— BEGIN Input data —

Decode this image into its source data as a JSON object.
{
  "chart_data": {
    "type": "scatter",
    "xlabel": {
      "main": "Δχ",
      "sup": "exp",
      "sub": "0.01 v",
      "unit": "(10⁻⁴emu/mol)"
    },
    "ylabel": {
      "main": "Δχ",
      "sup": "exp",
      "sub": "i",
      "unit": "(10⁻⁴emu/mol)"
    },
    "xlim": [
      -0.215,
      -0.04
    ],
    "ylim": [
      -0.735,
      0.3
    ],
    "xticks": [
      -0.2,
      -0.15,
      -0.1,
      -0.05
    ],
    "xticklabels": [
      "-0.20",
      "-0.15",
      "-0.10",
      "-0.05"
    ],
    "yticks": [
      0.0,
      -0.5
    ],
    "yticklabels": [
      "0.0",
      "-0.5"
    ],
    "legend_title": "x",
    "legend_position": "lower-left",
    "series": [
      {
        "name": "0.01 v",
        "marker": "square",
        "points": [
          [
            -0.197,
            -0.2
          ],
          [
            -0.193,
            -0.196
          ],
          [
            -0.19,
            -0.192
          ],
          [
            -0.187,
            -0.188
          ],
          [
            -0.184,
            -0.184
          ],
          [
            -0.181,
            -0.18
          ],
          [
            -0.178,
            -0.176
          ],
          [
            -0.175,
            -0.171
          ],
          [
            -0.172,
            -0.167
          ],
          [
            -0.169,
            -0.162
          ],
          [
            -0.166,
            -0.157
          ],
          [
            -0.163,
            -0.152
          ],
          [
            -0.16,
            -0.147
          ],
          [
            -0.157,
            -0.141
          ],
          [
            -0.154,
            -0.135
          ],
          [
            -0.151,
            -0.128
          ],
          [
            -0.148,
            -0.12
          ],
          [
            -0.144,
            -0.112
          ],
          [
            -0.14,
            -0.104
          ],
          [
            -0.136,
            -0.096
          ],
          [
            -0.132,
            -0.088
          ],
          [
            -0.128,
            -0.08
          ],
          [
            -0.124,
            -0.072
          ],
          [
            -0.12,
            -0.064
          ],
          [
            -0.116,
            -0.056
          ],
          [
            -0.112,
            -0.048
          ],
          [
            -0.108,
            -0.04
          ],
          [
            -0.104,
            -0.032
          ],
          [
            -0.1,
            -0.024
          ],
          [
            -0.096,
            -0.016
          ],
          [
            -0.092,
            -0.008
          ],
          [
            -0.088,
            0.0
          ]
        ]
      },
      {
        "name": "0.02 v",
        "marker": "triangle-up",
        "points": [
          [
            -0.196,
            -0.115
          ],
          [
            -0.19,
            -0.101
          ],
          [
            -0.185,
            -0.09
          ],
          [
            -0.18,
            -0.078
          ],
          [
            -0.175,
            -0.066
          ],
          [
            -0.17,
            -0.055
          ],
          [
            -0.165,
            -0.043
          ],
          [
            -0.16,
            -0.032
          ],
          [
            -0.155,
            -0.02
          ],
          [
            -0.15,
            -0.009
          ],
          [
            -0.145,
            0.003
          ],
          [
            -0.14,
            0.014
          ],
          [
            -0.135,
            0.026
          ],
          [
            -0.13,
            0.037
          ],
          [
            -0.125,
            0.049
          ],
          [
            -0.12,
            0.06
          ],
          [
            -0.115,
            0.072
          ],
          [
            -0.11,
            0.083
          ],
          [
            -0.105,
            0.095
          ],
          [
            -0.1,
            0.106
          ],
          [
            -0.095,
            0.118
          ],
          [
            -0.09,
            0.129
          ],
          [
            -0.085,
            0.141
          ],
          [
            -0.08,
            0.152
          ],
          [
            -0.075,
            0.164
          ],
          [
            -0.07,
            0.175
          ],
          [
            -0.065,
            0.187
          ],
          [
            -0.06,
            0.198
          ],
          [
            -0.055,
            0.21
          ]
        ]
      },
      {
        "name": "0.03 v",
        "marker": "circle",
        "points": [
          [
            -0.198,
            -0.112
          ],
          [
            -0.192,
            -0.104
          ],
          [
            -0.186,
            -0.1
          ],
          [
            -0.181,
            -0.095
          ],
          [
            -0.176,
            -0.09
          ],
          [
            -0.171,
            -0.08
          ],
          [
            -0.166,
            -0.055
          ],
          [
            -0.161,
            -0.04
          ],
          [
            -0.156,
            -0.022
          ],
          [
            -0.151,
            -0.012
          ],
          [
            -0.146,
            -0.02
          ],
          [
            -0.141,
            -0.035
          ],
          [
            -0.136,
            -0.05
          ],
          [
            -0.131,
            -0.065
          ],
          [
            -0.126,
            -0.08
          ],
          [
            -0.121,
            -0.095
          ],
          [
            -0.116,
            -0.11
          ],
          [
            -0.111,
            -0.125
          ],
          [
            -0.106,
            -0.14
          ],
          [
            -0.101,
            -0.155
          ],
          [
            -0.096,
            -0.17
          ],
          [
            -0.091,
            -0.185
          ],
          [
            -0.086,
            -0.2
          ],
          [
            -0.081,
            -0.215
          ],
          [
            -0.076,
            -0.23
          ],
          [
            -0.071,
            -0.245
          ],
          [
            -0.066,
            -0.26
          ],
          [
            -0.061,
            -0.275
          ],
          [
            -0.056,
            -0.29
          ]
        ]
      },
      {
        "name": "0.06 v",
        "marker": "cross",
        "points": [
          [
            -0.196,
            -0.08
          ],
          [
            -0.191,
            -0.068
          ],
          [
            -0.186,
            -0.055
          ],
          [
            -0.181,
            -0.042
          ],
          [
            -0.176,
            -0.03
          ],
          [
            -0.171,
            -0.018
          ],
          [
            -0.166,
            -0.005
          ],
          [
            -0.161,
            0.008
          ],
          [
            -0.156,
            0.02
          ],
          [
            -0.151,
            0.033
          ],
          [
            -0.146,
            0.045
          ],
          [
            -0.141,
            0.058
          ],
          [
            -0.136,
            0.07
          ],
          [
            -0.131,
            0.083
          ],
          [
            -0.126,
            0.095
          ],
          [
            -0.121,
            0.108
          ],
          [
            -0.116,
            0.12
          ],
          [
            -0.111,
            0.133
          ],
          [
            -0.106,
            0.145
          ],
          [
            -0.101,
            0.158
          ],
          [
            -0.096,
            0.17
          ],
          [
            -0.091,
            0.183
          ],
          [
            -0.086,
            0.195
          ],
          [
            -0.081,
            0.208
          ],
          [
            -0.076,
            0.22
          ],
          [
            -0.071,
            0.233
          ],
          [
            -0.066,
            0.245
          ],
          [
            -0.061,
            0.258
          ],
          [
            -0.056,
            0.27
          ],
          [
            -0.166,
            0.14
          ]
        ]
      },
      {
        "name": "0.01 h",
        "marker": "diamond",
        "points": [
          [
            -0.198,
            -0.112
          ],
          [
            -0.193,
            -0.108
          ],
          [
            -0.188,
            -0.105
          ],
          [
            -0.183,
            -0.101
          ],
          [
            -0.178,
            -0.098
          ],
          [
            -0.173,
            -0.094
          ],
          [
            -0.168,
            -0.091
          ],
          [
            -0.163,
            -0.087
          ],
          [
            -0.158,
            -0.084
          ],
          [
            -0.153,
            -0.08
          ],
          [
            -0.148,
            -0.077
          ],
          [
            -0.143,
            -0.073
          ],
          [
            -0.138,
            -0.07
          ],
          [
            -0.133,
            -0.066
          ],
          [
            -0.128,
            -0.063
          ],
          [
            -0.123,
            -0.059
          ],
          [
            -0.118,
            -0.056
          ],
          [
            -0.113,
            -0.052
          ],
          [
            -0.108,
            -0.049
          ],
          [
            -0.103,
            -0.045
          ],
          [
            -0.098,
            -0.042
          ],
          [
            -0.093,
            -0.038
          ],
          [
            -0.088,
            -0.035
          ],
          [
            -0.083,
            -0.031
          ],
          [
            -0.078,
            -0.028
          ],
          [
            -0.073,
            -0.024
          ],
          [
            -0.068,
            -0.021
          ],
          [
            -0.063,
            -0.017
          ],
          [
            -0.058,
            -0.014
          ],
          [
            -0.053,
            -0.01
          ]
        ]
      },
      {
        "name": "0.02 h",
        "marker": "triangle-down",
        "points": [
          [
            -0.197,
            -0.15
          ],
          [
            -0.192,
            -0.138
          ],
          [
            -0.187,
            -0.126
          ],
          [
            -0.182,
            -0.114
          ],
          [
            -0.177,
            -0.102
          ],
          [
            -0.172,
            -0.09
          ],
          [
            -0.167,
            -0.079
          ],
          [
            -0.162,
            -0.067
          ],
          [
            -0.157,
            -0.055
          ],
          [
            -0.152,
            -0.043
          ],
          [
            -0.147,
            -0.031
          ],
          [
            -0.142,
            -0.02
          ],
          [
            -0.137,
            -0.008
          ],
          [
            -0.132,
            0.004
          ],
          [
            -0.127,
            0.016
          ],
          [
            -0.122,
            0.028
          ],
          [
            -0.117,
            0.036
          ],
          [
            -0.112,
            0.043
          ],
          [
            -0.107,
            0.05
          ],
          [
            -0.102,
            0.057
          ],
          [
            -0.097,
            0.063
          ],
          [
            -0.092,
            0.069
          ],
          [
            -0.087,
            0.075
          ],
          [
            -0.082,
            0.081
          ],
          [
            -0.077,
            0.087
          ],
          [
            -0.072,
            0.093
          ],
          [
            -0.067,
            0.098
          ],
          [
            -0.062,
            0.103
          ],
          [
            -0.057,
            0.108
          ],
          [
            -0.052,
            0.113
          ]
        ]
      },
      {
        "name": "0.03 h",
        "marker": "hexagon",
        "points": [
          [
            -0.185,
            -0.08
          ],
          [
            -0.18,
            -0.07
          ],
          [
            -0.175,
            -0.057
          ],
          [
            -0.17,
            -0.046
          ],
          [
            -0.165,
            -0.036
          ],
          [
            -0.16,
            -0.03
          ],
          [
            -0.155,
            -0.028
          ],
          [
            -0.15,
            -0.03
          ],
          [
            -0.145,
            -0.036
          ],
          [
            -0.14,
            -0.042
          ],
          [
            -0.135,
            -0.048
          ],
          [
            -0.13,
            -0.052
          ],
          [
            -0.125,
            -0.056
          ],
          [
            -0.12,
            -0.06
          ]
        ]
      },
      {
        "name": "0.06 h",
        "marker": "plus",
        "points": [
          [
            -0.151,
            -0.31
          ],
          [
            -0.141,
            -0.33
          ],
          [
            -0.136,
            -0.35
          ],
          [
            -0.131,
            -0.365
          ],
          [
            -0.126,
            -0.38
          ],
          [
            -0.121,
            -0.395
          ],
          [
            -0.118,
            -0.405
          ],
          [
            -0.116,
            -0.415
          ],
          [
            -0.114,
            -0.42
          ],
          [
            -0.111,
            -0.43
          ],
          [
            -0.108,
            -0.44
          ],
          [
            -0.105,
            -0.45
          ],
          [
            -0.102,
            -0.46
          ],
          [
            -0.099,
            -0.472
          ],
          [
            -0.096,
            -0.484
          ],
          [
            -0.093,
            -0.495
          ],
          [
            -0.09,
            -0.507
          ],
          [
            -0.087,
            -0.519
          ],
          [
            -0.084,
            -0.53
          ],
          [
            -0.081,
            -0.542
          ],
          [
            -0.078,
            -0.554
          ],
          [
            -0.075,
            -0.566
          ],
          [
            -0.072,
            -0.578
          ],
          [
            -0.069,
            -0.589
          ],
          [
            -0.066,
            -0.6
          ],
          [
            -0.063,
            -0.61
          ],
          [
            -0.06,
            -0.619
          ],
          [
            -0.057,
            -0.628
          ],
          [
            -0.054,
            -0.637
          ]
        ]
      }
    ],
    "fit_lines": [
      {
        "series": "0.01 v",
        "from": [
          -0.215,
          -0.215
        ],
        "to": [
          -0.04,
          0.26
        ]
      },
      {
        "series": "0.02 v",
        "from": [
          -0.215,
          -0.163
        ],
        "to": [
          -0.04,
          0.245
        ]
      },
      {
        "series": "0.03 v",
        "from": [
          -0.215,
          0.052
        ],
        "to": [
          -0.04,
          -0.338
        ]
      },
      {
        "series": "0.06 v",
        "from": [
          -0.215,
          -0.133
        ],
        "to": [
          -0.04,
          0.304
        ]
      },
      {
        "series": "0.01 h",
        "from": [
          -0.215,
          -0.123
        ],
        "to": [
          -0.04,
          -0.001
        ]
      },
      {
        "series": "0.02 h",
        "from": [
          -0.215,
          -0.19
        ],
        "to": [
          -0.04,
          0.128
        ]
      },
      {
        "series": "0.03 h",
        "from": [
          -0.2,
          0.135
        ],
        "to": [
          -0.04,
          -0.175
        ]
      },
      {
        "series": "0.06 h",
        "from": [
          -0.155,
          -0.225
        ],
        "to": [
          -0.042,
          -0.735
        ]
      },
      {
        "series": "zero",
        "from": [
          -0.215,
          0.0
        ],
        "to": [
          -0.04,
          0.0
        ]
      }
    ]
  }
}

— END Input data —

| Task requirements |
Report how many lines in the entries hold the string "marker". Nothing but the number is wanted.

| Answer |
8